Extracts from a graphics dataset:

## Start

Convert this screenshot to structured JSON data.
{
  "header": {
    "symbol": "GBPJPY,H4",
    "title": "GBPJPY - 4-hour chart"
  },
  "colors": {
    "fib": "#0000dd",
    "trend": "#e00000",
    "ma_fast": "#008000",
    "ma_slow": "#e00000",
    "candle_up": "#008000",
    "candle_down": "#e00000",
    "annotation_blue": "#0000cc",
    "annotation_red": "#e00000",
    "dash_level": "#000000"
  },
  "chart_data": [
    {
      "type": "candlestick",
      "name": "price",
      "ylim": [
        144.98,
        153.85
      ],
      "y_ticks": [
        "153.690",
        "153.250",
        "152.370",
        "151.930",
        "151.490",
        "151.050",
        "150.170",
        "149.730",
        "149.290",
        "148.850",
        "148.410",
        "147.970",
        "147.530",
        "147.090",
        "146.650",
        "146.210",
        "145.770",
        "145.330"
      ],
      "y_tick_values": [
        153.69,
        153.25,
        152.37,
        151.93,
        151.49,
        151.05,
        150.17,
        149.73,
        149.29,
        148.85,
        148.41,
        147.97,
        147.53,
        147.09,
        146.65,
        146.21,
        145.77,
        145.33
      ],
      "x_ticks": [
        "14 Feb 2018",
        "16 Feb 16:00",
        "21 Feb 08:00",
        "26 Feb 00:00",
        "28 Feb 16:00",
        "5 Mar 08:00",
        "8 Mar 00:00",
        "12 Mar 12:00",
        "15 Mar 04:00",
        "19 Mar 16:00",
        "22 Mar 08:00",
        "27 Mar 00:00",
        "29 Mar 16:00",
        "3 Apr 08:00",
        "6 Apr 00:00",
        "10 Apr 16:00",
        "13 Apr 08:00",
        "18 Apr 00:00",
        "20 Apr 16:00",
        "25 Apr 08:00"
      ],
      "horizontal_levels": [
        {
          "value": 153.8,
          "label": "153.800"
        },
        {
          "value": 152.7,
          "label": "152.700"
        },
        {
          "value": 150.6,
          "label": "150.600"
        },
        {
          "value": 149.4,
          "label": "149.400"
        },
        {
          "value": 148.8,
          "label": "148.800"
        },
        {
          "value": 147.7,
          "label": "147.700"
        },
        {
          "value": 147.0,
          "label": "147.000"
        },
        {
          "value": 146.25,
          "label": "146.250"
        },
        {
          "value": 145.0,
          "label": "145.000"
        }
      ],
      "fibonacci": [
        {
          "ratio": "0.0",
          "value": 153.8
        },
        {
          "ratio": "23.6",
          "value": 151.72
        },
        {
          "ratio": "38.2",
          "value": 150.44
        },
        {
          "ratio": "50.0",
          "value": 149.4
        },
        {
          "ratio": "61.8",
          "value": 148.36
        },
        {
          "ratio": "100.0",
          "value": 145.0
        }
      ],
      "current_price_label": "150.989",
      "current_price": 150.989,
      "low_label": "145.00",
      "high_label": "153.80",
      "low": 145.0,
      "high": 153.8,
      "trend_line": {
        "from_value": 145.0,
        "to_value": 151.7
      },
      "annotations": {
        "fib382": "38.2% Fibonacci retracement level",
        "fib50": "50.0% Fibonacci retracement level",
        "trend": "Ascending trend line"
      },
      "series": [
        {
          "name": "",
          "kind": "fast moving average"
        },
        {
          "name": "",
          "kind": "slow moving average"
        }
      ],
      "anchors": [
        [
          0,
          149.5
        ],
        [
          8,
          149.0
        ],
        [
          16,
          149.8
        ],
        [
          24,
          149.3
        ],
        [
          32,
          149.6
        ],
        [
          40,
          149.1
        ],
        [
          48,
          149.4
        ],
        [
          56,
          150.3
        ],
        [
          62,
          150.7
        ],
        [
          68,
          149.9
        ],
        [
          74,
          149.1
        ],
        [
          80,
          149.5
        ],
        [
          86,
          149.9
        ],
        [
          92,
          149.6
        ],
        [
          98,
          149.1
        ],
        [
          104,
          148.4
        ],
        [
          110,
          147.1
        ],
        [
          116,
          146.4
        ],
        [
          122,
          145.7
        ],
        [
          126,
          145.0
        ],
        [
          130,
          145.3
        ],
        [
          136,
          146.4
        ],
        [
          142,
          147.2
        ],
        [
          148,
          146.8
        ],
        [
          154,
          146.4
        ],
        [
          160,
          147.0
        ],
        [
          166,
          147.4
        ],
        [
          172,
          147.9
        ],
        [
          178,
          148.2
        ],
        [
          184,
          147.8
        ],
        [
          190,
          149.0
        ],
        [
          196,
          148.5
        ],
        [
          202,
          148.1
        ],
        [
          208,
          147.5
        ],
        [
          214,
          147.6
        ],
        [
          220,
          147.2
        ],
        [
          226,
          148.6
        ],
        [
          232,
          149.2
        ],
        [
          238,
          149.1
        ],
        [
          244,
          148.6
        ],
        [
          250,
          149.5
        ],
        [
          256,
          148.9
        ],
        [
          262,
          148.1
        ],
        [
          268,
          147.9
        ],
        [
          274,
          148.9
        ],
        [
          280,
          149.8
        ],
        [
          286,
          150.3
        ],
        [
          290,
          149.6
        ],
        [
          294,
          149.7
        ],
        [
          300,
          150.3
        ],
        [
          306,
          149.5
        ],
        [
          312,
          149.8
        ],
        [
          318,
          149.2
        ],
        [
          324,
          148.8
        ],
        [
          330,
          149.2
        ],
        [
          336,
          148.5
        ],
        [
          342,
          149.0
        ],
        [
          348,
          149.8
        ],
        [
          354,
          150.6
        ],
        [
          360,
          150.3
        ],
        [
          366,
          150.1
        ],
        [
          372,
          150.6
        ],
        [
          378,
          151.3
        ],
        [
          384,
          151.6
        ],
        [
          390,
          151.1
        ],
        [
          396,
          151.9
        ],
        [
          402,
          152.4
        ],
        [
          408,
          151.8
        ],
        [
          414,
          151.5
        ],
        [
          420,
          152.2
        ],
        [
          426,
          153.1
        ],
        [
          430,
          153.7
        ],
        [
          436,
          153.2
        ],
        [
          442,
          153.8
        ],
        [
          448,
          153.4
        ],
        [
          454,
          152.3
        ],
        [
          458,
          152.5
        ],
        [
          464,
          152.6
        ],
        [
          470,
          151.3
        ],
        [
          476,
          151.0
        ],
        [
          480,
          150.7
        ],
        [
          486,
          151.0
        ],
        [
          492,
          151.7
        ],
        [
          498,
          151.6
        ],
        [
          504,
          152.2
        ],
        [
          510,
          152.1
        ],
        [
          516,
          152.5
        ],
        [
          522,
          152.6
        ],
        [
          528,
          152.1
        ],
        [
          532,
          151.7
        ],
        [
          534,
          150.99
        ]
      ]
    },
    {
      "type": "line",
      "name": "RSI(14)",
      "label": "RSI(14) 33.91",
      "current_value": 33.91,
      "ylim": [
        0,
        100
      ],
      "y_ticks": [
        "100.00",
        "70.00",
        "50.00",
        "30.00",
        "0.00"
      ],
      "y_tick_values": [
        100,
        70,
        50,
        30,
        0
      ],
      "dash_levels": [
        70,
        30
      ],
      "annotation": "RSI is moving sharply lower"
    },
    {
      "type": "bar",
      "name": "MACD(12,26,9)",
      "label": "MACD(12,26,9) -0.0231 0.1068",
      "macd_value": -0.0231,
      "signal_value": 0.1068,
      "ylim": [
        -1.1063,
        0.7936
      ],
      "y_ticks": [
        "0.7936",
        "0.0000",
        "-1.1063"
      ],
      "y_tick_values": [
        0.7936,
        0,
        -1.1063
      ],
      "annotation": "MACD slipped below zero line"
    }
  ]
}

## End

- Problem requirements -
Work through the records above line by line and count those that hold the string "name". Give only the result.

- Worked answer -
5